> _Problem to work on_
Find all lines in the records that include the word "monster", and copy them out.
■ ■ ■
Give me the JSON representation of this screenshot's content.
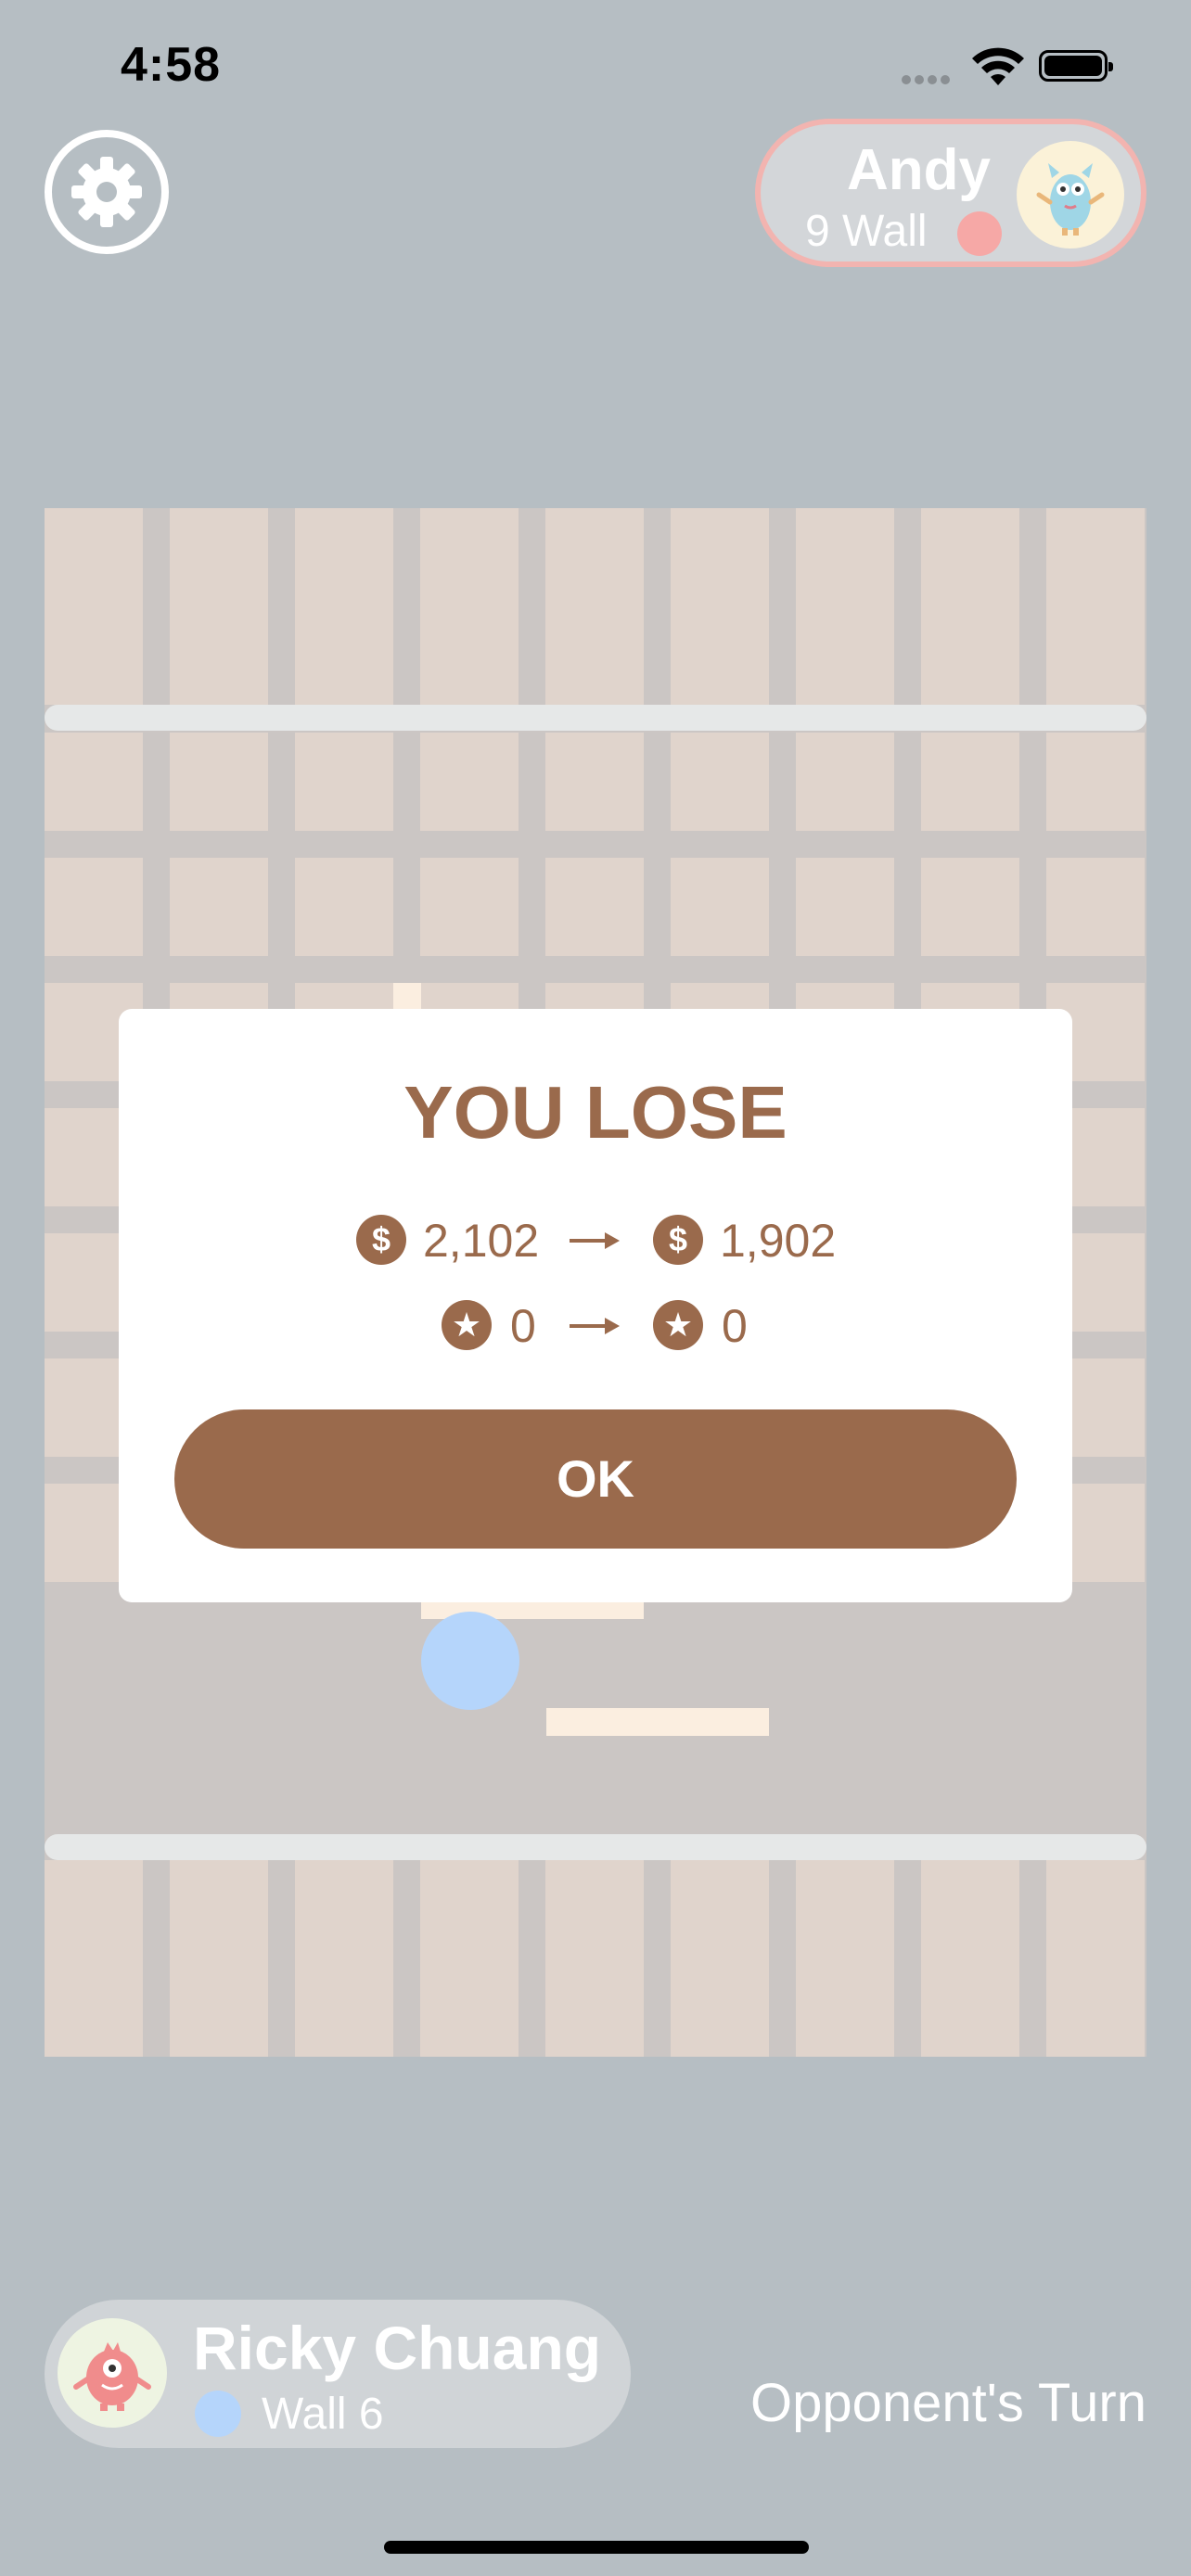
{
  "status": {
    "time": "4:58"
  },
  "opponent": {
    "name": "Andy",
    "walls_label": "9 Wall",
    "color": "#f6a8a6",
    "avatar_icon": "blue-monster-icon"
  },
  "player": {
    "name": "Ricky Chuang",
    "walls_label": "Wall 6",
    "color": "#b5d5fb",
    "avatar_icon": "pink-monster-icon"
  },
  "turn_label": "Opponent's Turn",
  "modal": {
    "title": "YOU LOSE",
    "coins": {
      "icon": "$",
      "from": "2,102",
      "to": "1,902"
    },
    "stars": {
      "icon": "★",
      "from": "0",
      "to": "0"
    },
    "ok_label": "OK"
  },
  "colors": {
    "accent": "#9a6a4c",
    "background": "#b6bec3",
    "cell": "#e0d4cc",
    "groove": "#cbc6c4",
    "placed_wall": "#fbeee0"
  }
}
■ ■ ■
> _Solution_
    "avatar_icon": "blue-monster-icon"
    "avatar_icon": "pink-monster-icon"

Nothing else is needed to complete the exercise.